··· Data provided

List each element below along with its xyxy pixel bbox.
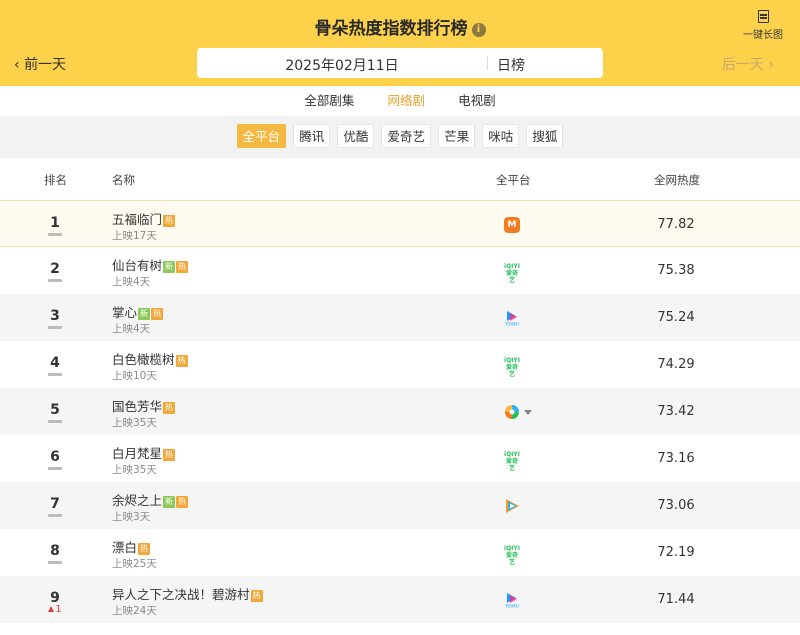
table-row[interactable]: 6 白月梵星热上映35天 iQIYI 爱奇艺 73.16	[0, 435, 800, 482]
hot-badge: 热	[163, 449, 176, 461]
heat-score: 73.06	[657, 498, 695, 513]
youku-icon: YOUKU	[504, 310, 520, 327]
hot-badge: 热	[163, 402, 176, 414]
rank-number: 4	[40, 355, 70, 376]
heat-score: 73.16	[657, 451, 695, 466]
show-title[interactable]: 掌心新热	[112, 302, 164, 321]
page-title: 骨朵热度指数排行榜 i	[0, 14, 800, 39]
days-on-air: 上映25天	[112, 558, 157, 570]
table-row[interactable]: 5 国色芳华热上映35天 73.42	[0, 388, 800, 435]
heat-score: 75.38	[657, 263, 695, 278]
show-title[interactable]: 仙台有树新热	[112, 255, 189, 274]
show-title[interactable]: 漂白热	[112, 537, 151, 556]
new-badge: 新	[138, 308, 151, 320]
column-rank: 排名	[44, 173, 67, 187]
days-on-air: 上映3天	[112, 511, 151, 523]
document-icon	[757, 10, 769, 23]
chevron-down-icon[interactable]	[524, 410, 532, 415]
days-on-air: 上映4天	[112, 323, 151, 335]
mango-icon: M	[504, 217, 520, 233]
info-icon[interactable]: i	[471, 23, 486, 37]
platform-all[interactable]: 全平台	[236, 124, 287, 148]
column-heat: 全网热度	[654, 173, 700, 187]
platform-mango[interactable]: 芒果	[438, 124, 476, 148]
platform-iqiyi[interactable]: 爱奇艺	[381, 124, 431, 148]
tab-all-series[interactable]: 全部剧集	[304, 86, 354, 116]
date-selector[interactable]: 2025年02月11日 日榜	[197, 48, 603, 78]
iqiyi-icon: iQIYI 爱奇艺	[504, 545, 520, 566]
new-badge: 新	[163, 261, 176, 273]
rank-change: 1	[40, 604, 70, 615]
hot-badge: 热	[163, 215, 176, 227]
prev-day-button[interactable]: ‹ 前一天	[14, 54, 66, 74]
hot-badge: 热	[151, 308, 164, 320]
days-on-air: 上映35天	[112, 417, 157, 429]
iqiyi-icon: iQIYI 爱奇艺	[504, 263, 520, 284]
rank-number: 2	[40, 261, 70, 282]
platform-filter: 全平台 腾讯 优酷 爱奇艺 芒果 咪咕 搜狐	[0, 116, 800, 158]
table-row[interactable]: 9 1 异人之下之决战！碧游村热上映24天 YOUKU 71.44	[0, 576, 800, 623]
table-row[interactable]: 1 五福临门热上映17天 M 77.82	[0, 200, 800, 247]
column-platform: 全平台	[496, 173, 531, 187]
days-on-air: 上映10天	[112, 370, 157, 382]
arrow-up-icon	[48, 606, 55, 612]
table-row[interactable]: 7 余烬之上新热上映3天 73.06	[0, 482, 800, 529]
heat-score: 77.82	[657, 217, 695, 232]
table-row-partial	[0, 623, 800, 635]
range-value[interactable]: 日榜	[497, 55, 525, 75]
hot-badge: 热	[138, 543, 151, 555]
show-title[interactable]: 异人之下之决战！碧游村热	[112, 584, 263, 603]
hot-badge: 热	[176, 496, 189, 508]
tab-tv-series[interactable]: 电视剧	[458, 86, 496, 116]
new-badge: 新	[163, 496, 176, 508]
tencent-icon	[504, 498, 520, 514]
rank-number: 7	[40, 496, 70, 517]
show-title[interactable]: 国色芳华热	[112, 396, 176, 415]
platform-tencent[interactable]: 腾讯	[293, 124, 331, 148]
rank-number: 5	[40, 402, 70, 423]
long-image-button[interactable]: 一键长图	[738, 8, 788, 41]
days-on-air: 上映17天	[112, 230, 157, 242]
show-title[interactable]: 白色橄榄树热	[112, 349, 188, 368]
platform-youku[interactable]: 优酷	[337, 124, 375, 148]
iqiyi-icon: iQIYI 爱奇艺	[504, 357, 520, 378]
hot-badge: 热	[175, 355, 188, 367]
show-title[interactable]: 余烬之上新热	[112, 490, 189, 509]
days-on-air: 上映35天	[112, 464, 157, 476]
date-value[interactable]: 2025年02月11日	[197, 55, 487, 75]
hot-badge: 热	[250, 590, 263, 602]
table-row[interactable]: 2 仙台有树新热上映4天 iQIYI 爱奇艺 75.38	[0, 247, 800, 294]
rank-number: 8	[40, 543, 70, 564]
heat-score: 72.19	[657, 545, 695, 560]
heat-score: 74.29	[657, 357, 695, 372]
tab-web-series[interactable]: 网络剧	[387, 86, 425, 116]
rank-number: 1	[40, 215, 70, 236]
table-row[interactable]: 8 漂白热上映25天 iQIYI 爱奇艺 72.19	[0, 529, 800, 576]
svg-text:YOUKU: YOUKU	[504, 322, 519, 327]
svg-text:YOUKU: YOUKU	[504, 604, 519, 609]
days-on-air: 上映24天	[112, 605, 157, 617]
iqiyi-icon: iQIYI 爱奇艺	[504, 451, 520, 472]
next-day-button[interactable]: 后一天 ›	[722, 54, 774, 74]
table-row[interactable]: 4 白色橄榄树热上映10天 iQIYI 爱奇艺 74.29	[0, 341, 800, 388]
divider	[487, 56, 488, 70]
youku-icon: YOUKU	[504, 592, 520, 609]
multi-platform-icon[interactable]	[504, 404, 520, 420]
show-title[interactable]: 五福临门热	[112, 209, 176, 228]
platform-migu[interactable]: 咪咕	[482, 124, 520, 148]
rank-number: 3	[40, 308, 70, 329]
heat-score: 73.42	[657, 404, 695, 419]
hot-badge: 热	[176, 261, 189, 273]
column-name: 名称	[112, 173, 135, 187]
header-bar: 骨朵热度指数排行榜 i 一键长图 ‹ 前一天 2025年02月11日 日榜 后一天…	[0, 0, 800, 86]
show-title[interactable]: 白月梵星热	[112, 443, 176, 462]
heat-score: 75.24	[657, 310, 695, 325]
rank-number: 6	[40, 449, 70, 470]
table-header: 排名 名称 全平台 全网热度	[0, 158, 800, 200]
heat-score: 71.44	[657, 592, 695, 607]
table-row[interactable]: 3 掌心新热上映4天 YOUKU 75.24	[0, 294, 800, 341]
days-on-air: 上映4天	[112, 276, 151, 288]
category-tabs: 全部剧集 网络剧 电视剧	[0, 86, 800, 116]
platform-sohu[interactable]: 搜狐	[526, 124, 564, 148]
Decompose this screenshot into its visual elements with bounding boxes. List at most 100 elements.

······

Problem statement —
Reproduce every item above verbatim, and leave out the pictures.

Task response —
List each element below along with its xyxy pixel bbox.
table-row[interactable]: 6 白月梵星热上映35天 iQIYI 爱奇艺 73.16	[0, 435, 800, 482]
hot-badge: 热	[163, 449, 176, 461]
heat-score: 73.06	[657, 498, 695, 513]
youku-icon: YOUKU	[504, 310, 520, 327]
hot-badge: 热	[163, 402, 176, 414]
rank-number: 4	[40, 355, 70, 376]
heat-score: 73.16	[657, 451, 695, 466]
show-title[interactable]: 掌心新热	[112, 302, 164, 321]
page-title: 骨朵热度指数排行榜 i	[0, 14, 800, 39]
days-on-air: 上映25天	[112, 558, 157, 570]
table-row[interactable]: 5 国色芳华热上映35天 73.42	[0, 388, 800, 435]
heat-score: 75.38	[657, 263, 695, 278]
show-title[interactable]: 仙台有树新热	[112, 255, 189, 274]
show-title[interactable]: 漂白热	[112, 537, 151, 556]
new-badge: 新	[138, 308, 151, 320]
column-rank: 排名	[44, 173, 67, 187]
days-on-air: 上映3天	[112, 511, 151, 523]
document-icon	[757, 10, 769, 23]
chevron-down-icon[interactable]	[524, 410, 532, 415]
days-on-air: 上映4天	[112, 323, 151, 335]
mango-icon: M	[504, 217, 520, 233]
info-icon[interactable]: i	[471, 23, 486, 37]
platform-all[interactable]: 全平台	[236, 124, 287, 148]
column-heat: 全网热度	[654, 173, 700, 187]
platform-mango[interactable]: 芒果	[438, 124, 476, 148]
platform-iqiyi[interactable]: 爱奇艺	[381, 124, 431, 148]
tab-all-series[interactable]: 全部剧集	[304, 86, 354, 116]
date-selector[interactable]: 2025年02月11日 日榜	[197, 48, 603, 78]
iqiyi-icon: iQIYI 爱奇艺	[504, 545, 520, 566]
new-badge: 新	[163, 261, 176, 273]
rank-change: 1	[40, 604, 70, 615]
hot-badge: 热	[163, 215, 176, 227]
prev-day-button[interactable]: ‹ 前一天	[14, 54, 66, 74]
hot-badge: 热	[151, 308, 164, 320]
days-on-air: 上映35天	[112, 417, 157, 429]
iqiyi-icon: iQIYI 爱奇艺	[504, 263, 520, 284]
rank-number: 2	[40, 261, 70, 282]
platform-filter: 全平台 腾讯 优酷 爱奇艺 芒果 咪咕 搜狐	[0, 116, 800, 158]
table-row[interactable]: 9 1 异人之下之决战！碧游村热上映24天 YOUKU 71.44	[0, 576, 800, 623]
table-row[interactable]: 1 五福临门热上映17天 M 77.82	[0, 200, 800, 247]
column-platform: 全平台	[496, 173, 531, 187]
days-on-air: 上映10天	[112, 370, 157, 382]
arrow-up-icon	[48, 606, 55, 612]
table-row[interactable]: 7 余烬之上新热上映3天 73.06	[0, 482, 800, 529]
heat-score: 77.82	[657, 217, 695, 232]
table-row-partial	[0, 623, 800, 635]
range-value[interactable]: 日榜	[497, 55, 525, 75]
hot-badge: 热	[138, 543, 151, 555]
show-title[interactable]: 异人之下之决战！碧游村热	[112, 584, 263, 603]
hot-badge: 热	[176, 496, 189, 508]
tab-tv-series[interactable]: 电视剧	[458, 86, 496, 116]
new-badge: 新	[163, 496, 176, 508]
tencent-icon	[504, 498, 520, 514]
rank-number: 7	[40, 496, 70, 517]
show-title[interactable]: 国色芳华热	[112, 396, 176, 415]
platform-tencent[interactable]: 腾讯	[293, 124, 331, 148]
rank-number: 5	[40, 402, 70, 423]
long-image-button[interactable]: 一键长图	[738, 8, 788, 41]
days-on-air: 上映17天	[112, 230, 157, 242]
show-title[interactable]: 白色橄榄树热	[112, 349, 188, 368]
platform-youku[interactable]: 优酷	[337, 124, 375, 148]
iqiyi-icon: iQIYI 爱奇艺	[504, 357, 520, 378]
hot-badge: 热	[175, 355, 188, 367]
show-title[interactable]: 余烬之上新热	[112, 490, 189, 509]
days-on-air: 上映35天	[112, 464, 157, 476]
date-value[interactable]: 2025年02月11日	[197, 55, 487, 75]
hot-badge: 热	[250, 590, 263, 602]
table-row[interactable]: 2 仙台有树新热上映4天 iQIYI 爱奇艺 75.38	[0, 247, 800, 294]
rank-number: 8	[40, 543, 70, 564]
heat-score: 72.19	[657, 545, 695, 560]
heat-score: 74.29	[657, 357, 695, 372]
tab-web-series[interactable]: 网络剧	[387, 86, 425, 116]
rank-number: 1	[40, 215, 70, 236]
table-row[interactable]: 8 漂白热上映25天 iQIYI 爱奇艺 72.19	[0, 529, 800, 576]
svg-text:YOUKU: YOUKU	[504, 322, 519, 327]
svg-text:YOUKU: YOUKU	[504, 604, 519, 609]
days-on-air: 上映24天	[112, 605, 157, 617]
iqiyi-icon: iQIYI 爱奇艺	[504, 451, 520, 472]
next-day-button[interactable]: 后一天 ›	[722, 54, 774, 74]
table-row[interactable]: 4 白色橄榄树热上映10天 iQIYI 爱奇艺 74.29	[0, 341, 800, 388]
divider	[487, 56, 488, 70]
youku-icon: YOUKU	[504, 592, 520, 609]
multi-platform-icon[interactable]	[504, 404, 520, 420]
show-title[interactable]: 五福临门热	[112, 209, 176, 228]
platform-migu[interactable]: 咪咕	[482, 124, 520, 148]
rank-number: 3	[40, 308, 70, 329]
heat-score: 73.42	[657, 404, 695, 419]
hot-badge: 热	[176, 261, 189, 273]
column-name: 名称	[112, 173, 135, 187]
header-bar: 骨朵热度指数排行榜 i 一键长图 ‹ 前一天 2025年02月11日 日榜 后一天…	[0, 0, 800, 86]
show-title[interactable]: 白月梵星热	[112, 443, 176, 462]
heat-score: 75.24	[657, 310, 695, 325]
rank-number: 6	[40, 449, 70, 470]
table-header: 排名 名称 全平台 全网热度	[0, 158, 800, 200]
heat-score: 71.44	[657, 592, 695, 607]
table-row[interactable]: 3 掌心新热上映4天 YOUKU 75.24	[0, 294, 800, 341]
days-on-air: 上映4天	[112, 276, 151, 288]
category-tabs: 全部剧集 网络剧 电视剧	[0, 86, 800, 116]
platform-sohu[interactable]: 搜狐	[526, 124, 564, 148]
Decompose this screenshot into its visual elements with bounding boxes. List at most 100 elements.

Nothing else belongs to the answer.